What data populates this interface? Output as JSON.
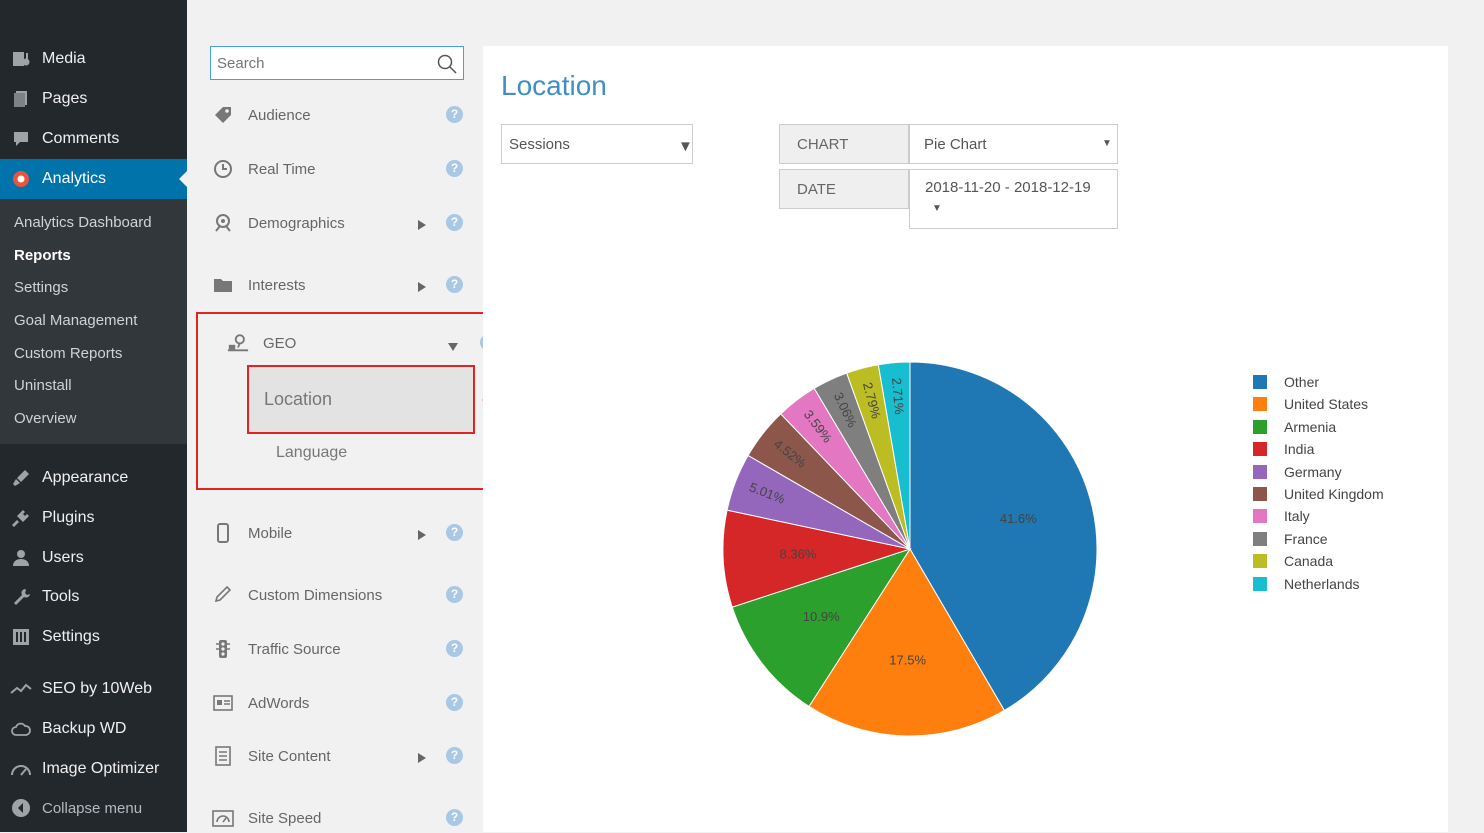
{
  "wp_menu": {
    "items_top": [
      {
        "label": "Media",
        "icon": "media-icon"
      },
      {
        "label": "Pages",
        "icon": "pages-icon"
      },
      {
        "label": "Comments",
        "icon": "comments-icon"
      },
      {
        "label": "Analytics",
        "icon": "analytics-icon"
      }
    ],
    "submenu": [
      "Analytics Dashboard",
      "Reports",
      "Settings",
      "Goal Management",
      "Custom Reports",
      "Uninstall",
      "Overview"
    ],
    "items_bottom": [
      {
        "label": "Appearance",
        "icon": "appearance-icon"
      },
      {
        "label": "Plugins",
        "icon": "plugins-icon"
      },
      {
        "label": "Users",
        "icon": "users-icon"
      },
      {
        "label": "Tools",
        "icon": "tools-icon"
      },
      {
        "label": "Settings",
        "icon": "settings-icon"
      },
      {
        "label": "SEO by 10Web",
        "icon": "seo-icon"
      },
      {
        "label": "Backup WD",
        "icon": "cloud-icon"
      },
      {
        "label": "Image Optimizer",
        "icon": "gauge-icon"
      },
      {
        "label": "Collapse menu",
        "icon": "collapse-icon"
      }
    ]
  },
  "plugin_nav": {
    "search_placeholder": "Search",
    "items": [
      {
        "label": "Audience",
        "icon": "tag-icon",
        "arrow": false
      },
      {
        "label": "Real Time",
        "icon": "clock-icon",
        "arrow": false
      },
      {
        "label": "Demographics",
        "icon": "demographics-icon",
        "arrow": true
      },
      {
        "label": "Interests",
        "icon": "folder-icon",
        "arrow": true
      },
      {
        "label": "GEO",
        "icon": "geo-icon",
        "arrow": true
      },
      {
        "label": "Mobile",
        "icon": "mobile-icon",
        "arrow": true
      },
      {
        "label": "Custom Dimensions",
        "icon": "pen-icon",
        "arrow": false
      },
      {
        "label": "Traffic Source",
        "icon": "traffic-light-icon",
        "arrow": false
      },
      {
        "label": "AdWords",
        "icon": "adwords-icon",
        "arrow": false
      },
      {
        "label": "Site Content",
        "icon": "document-icon",
        "arrow": true
      },
      {
        "label": "Site Speed",
        "icon": "speed-icon",
        "arrow": false
      }
    ],
    "help_symbol": "?",
    "geo_sub": {
      "location": "Location",
      "language": "Language"
    }
  },
  "main": {
    "title": "Location",
    "metric": "Sessions",
    "chart_label": "CHART",
    "chart_value": "Pie Chart",
    "date_label": "DATE",
    "date_value": "2018-11-20 - 2018-12-19"
  },
  "colors": {
    "wp_sidebar": "#23282d",
    "wp_active": "#0073aa",
    "highlight_red": "#e02424",
    "title_blue": "#3f8fc5"
  },
  "chart_data": {
    "type": "pie",
    "categories": [
      "Other",
      "United States",
      "Armenia",
      "India",
      "Germany",
      "United Kingdom",
      "Italy",
      "France",
      "Canada",
      "Netherlands"
    ],
    "values": [
      41.6,
      17.5,
      10.9,
      8.36,
      5.01,
      4.52,
      3.59,
      3.06,
      2.79,
      2.71
    ],
    "labels": [
      "41.6%",
      "17.5%",
      "10.9%",
      "8.36%",
      "5.01%",
      "4.52%",
      "3.59%",
      "3.06%",
      "2.79%",
      "2.71%"
    ],
    "colors": [
      "#1f77b4",
      "#ff7f0e",
      "#2ca02c",
      "#d62728",
      "#9467bd",
      "#8c564b",
      "#e377c2",
      "#7f7f7f",
      "#bcbd22",
      "#17becf"
    ],
    "legend_position": "right"
  }
}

============================================================

● What the task requires
The records above should be reproduced exactly, with no pictures included.

● Worked answer
What data populates this interface? Output as JSON.
{
  "wp_menu": {
    "items_top": [
      {
        "label": "Media",
        "icon": "media-icon"
      },
      {
        "label": "Pages",
        "icon": "pages-icon"
      },
      {
        "label": "Comments",
        "icon": "comments-icon"
      },
      {
        "label": "Analytics",
        "icon": "analytics-icon"
      }
    ],
    "submenu": [
      "Analytics Dashboard",
      "Reports",
      "Settings",
      "Goal Management",
      "Custom Reports",
      "Uninstall",
      "Overview"
    ],
    "items_bottom": [
      {
        "label": "Appearance",
        "icon": "appearance-icon"
      },
      {
        "label": "Plugins",
        "icon": "plugins-icon"
      },
      {
        "label": "Users",
        "icon": "users-icon"
      },
      {
        "label": "Tools",
        "icon": "tools-icon"
      },
      {
        "label": "Settings",
        "icon": "settings-icon"
      },
      {
        "label": "SEO by 10Web",
        "icon": "seo-icon"
      },
      {
        "label": "Backup WD",
        "icon": "cloud-icon"
      },
      {
        "label": "Image Optimizer",
        "icon": "gauge-icon"
      },
      {
        "label": "Collapse menu",
        "icon": "collapse-icon"
      }
    ]
  },
  "plugin_nav": {
    "search_placeholder": "Search",
    "items": [
      {
        "label": "Audience",
        "icon": "tag-icon",
        "arrow": false
      },
      {
        "label": "Real Time",
        "icon": "clock-icon",
        "arrow": false
      },
      {
        "label": "Demographics",
        "icon": "demographics-icon",
        "arrow": true
      },
      {
        "label": "Interests",
        "icon": "folder-icon",
        "arrow": true
      },
      {
        "label": "GEO",
        "icon": "geo-icon",
        "arrow": true
      },
      {
        "label": "Mobile",
        "icon": "mobile-icon",
        "arrow": true
      },
      {
        "label": "Custom Dimensions",
        "icon": "pen-icon",
        "arrow": false
      },
      {
        "label": "Traffic Source",
        "icon": "traffic-light-icon",
        "arrow": false
      },
      {
        "label": "AdWords",
        "icon": "adwords-icon",
        "arrow": false
      },
      {
        "label": "Site Content",
        "icon": "document-icon",
        "arrow": true
      },
      {
        "label": "Site Speed",
        "icon": "speed-icon",
        "arrow": false
      }
    ],
    "help_symbol": "?",
    "geo_sub": {
      "location": "Location",
      "language": "Language"
    }
  },
  "main": {
    "title": "Location",
    "metric": "Sessions",
    "chart_label": "CHART",
    "chart_value": "Pie Chart",
    "date_label": "DATE",
    "date_value": "2018-11-20 - 2018-12-19"
  },
  "colors": {
    "wp_sidebar": "#23282d",
    "wp_active": "#0073aa",
    "highlight_red": "#e02424",
    "title_blue": "#3f8fc5"
  },
  "chart_data": {
    "type": "pie",
    "categories": [
      "Other",
      "United States",
      "Armenia",
      "India",
      "Germany",
      "United Kingdom",
      "Italy",
      "France",
      "Canada",
      "Netherlands"
    ],
    "values": [
      41.6,
      17.5,
      10.9,
      8.36,
      5.01,
      4.52,
      3.59,
      3.06,
      2.79,
      2.71
    ],
    "labels": [
      "41.6%",
      "17.5%",
      "10.9%",
      "8.36%",
      "5.01%",
      "4.52%",
      "3.59%",
      "3.06%",
      "2.79%",
      "2.71%"
    ],
    "colors": [
      "#1f77b4",
      "#ff7f0e",
      "#2ca02c",
      "#d62728",
      "#9467bd",
      "#8c564b",
      "#e377c2",
      "#7f7f7f",
      "#bcbd22",
      "#17becf"
    ],
    "legend_position": "right"
  }
}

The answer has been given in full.